## begin

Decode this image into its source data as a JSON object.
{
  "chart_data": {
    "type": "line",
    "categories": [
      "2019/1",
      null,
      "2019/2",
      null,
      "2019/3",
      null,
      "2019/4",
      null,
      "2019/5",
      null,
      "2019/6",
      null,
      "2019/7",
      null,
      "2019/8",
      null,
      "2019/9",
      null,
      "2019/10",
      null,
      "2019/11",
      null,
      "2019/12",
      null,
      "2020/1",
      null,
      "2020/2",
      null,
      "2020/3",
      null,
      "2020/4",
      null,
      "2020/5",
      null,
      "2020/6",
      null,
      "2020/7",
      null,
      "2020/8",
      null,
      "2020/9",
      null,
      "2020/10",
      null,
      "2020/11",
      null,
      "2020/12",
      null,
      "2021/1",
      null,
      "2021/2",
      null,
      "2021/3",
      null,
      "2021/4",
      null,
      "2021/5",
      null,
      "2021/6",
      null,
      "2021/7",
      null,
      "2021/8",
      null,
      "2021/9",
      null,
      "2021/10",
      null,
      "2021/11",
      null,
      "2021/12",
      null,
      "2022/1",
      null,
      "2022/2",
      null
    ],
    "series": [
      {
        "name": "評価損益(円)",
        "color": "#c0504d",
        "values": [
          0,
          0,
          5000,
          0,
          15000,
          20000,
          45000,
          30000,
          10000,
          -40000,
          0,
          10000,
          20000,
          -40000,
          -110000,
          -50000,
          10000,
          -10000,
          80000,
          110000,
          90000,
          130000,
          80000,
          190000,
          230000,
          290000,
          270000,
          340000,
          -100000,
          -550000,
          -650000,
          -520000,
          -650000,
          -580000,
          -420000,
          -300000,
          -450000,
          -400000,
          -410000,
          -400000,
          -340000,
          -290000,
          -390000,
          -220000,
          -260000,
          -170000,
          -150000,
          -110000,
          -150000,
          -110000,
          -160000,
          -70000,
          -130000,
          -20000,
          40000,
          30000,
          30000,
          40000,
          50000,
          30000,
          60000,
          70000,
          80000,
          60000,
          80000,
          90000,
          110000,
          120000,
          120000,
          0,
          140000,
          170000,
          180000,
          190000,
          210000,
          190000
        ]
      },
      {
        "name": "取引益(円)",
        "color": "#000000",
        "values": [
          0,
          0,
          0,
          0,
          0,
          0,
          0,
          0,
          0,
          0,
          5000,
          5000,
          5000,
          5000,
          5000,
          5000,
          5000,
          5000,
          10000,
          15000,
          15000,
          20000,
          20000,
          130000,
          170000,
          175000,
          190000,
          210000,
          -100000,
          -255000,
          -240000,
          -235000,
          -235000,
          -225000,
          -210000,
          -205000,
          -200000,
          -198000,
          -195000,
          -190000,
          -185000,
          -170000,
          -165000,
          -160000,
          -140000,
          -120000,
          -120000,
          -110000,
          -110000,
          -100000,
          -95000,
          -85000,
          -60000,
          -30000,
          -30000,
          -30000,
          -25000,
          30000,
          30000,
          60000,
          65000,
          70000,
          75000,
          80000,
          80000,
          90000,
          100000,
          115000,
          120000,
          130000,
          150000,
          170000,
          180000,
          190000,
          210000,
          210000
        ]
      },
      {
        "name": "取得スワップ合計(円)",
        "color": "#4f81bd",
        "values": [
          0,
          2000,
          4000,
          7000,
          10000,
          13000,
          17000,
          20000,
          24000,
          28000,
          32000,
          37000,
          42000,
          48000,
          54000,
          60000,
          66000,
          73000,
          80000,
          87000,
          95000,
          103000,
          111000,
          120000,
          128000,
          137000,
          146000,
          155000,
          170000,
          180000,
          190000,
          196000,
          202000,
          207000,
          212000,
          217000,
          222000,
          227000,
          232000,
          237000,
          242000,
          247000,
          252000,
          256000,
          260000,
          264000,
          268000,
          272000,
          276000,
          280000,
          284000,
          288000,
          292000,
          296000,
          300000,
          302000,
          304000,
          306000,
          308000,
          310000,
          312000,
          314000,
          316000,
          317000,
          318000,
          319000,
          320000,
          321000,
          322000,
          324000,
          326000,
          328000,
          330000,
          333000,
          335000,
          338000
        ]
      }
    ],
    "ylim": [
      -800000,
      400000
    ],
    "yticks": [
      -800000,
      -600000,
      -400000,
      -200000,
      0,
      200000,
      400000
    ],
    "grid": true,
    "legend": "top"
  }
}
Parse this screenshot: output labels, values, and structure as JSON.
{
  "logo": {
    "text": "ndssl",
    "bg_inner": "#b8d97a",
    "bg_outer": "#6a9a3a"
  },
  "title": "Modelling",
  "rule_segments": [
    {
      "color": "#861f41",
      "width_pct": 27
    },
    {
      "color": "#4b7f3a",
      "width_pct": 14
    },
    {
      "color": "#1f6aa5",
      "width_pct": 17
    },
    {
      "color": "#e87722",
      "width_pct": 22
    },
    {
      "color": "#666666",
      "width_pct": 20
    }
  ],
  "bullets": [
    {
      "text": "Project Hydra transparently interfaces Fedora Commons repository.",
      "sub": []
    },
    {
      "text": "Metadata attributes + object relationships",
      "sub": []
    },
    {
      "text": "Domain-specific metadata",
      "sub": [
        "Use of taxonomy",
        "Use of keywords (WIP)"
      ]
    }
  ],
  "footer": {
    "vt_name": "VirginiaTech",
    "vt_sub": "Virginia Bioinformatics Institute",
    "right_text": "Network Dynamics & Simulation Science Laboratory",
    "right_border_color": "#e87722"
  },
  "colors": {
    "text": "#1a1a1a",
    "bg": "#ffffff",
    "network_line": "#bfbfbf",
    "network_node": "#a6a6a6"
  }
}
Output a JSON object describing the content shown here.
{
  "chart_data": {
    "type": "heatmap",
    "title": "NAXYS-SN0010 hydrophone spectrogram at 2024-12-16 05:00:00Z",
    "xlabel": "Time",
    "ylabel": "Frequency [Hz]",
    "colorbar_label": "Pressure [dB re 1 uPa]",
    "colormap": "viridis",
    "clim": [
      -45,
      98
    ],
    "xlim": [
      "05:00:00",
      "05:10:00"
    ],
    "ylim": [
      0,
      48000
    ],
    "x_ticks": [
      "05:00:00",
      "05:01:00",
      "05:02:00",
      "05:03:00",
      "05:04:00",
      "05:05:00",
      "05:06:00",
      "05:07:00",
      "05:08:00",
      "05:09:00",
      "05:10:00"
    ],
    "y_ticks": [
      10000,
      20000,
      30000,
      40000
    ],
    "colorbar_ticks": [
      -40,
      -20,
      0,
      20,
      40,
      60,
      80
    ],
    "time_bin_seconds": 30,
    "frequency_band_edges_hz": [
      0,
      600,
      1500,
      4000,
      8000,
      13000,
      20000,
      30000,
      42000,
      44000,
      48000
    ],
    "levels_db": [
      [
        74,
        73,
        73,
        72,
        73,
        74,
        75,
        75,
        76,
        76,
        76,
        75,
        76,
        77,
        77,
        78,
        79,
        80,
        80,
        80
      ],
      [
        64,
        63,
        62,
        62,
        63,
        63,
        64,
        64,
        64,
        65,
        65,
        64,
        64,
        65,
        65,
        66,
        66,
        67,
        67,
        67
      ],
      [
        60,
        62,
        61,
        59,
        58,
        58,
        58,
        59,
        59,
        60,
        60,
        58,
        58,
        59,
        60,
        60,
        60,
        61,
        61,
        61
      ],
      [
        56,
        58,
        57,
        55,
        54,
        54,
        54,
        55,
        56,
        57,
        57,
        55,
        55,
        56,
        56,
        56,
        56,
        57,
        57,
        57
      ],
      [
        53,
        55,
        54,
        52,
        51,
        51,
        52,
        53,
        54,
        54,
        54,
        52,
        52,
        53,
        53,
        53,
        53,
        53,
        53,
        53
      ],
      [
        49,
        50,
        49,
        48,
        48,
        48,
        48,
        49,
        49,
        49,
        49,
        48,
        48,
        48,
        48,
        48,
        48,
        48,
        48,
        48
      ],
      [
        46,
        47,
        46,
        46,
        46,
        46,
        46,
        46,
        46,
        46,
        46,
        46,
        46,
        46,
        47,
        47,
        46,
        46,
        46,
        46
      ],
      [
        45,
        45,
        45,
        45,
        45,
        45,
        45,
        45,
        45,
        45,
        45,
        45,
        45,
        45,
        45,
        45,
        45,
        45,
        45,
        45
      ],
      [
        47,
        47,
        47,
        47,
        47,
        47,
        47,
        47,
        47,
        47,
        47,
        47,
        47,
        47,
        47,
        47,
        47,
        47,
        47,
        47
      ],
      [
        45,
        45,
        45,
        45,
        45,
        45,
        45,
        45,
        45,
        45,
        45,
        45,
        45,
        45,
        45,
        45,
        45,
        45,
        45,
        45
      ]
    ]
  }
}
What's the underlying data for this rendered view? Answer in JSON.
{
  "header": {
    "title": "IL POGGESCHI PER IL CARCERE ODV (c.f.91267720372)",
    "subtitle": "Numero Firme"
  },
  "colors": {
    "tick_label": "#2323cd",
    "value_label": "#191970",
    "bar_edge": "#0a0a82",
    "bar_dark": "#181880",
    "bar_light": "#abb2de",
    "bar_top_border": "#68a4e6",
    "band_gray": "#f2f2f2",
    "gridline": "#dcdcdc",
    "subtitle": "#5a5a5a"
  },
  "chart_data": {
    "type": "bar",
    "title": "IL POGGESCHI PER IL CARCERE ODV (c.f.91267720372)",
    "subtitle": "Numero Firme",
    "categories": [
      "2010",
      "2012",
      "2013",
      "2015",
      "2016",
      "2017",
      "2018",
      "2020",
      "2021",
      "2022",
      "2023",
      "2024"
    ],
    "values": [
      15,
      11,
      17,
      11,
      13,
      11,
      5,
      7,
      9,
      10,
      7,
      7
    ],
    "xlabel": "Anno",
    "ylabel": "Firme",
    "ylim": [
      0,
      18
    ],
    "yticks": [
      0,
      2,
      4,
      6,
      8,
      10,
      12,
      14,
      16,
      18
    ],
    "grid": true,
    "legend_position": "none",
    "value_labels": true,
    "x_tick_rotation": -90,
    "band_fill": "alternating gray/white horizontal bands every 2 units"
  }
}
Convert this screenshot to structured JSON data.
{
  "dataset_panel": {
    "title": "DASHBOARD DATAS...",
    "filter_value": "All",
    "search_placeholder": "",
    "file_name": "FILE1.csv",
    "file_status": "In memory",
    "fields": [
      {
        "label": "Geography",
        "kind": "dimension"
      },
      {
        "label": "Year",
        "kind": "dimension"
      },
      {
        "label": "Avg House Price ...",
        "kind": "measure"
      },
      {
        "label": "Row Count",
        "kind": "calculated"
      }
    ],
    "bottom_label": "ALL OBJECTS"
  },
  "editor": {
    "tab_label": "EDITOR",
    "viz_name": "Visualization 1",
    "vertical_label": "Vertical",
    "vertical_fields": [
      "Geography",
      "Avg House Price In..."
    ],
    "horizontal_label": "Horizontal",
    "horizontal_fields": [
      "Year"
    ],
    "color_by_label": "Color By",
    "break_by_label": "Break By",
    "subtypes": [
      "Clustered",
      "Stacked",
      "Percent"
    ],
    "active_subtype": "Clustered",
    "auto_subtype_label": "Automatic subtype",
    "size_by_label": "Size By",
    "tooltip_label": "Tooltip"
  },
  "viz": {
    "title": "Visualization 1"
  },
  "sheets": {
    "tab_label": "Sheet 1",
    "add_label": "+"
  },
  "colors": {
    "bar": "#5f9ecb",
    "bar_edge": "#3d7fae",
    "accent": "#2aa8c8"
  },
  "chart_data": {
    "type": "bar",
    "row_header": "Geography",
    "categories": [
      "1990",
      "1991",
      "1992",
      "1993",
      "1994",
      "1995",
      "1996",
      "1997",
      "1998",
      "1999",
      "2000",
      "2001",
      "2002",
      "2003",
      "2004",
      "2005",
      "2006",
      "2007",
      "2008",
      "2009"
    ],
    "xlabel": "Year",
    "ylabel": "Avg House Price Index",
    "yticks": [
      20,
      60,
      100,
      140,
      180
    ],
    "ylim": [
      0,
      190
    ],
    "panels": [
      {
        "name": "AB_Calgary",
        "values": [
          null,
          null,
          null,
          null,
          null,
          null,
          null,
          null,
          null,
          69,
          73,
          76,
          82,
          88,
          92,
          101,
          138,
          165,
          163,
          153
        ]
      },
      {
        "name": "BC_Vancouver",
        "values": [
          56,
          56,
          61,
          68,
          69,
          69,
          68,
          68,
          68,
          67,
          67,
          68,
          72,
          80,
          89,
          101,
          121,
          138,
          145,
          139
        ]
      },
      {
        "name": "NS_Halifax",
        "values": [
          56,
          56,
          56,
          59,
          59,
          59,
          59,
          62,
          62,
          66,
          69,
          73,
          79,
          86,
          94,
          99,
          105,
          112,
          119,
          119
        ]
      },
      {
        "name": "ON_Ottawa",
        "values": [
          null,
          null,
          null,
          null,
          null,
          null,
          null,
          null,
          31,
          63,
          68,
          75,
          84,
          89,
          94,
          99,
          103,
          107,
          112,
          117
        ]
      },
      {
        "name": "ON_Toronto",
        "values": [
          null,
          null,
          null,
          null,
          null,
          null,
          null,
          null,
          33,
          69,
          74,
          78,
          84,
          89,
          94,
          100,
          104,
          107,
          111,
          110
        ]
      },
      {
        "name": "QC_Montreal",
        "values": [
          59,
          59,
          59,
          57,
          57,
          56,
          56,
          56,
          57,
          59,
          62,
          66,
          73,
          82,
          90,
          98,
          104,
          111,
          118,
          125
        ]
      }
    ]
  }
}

## end

INSTRUCTIONS FOR THE TASK: Only the number is wanted: how many lines above include the word "xlabel"?

TASK SOLUTION: 3